[Exercise description]: Pull out every line with the word "poor" from the entries below.

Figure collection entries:
--------------------

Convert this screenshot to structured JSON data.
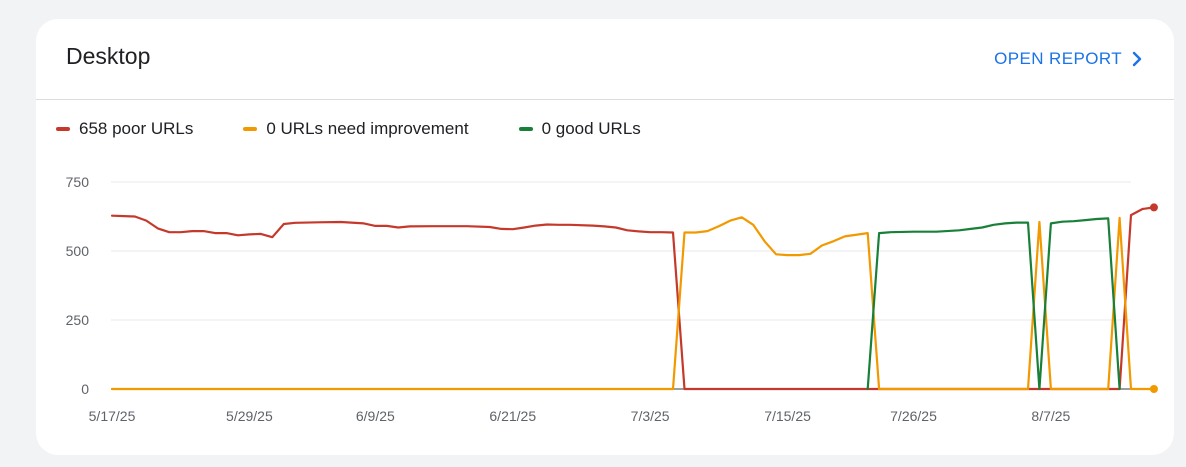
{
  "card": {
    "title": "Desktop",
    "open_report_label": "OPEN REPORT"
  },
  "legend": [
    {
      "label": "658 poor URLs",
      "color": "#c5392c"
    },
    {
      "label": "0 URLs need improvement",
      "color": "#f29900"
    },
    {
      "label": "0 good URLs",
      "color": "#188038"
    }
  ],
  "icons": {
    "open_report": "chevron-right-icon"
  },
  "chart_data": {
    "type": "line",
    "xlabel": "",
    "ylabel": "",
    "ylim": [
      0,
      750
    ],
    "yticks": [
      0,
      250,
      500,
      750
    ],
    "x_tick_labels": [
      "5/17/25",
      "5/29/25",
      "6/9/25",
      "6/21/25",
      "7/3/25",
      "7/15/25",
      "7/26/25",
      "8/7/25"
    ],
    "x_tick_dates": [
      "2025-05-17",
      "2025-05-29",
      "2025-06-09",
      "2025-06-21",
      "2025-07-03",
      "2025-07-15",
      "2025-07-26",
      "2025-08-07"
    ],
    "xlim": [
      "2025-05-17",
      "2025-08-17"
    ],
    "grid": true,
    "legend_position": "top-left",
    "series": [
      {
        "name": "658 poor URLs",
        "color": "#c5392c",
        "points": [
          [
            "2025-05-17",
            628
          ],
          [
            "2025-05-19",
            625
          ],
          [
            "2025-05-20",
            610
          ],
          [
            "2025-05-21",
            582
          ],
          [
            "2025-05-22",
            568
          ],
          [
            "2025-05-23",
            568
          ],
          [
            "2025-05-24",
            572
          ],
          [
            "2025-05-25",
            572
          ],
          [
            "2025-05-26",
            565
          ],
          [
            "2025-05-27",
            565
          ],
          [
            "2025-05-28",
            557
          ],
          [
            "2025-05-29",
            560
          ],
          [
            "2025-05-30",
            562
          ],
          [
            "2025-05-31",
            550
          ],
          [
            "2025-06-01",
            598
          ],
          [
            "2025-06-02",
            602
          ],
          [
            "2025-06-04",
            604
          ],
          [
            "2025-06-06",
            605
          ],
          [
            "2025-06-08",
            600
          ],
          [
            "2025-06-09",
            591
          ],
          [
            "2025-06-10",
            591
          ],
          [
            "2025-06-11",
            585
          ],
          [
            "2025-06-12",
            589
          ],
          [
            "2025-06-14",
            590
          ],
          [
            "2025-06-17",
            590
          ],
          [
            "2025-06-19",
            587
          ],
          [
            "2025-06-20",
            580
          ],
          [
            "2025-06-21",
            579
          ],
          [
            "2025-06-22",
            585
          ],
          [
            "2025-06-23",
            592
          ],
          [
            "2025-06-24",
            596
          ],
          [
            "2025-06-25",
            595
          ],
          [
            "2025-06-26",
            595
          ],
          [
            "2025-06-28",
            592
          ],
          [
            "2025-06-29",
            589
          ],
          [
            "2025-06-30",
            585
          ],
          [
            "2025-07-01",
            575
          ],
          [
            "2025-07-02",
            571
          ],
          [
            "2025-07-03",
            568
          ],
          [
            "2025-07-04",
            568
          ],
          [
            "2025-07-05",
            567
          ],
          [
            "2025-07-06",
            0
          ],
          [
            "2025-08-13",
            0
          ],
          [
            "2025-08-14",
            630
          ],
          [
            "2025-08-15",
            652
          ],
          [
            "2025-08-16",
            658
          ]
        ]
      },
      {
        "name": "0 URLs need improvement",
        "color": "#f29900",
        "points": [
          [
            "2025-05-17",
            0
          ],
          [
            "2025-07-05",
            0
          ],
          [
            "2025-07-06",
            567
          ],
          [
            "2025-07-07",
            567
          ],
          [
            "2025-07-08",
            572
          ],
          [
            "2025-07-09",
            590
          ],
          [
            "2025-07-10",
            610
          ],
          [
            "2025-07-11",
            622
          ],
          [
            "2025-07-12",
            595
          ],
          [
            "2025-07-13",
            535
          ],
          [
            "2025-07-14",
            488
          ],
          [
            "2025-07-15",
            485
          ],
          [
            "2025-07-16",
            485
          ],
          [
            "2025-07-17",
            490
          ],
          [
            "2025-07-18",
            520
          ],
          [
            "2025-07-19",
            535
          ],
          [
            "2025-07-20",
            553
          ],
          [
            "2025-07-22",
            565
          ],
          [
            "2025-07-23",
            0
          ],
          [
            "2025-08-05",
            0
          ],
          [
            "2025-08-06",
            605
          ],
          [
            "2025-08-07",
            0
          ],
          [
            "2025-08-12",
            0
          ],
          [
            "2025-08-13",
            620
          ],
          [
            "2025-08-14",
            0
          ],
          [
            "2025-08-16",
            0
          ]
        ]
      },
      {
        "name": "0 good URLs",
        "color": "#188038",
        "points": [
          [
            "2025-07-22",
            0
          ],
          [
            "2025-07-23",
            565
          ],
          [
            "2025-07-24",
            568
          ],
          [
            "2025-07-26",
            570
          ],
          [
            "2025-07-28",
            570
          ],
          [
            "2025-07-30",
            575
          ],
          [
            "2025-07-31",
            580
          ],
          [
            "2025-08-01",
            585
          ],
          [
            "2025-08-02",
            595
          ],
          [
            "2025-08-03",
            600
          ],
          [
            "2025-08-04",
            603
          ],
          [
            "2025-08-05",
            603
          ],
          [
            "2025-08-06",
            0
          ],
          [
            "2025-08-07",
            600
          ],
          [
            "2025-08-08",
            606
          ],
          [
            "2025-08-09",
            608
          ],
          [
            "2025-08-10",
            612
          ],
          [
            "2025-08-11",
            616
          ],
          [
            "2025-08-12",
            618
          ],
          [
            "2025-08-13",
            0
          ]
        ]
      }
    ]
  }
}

--------------------

[Solution to the problem]:
      "label": "658 poor URLs",
        "name": "658 poor URLs",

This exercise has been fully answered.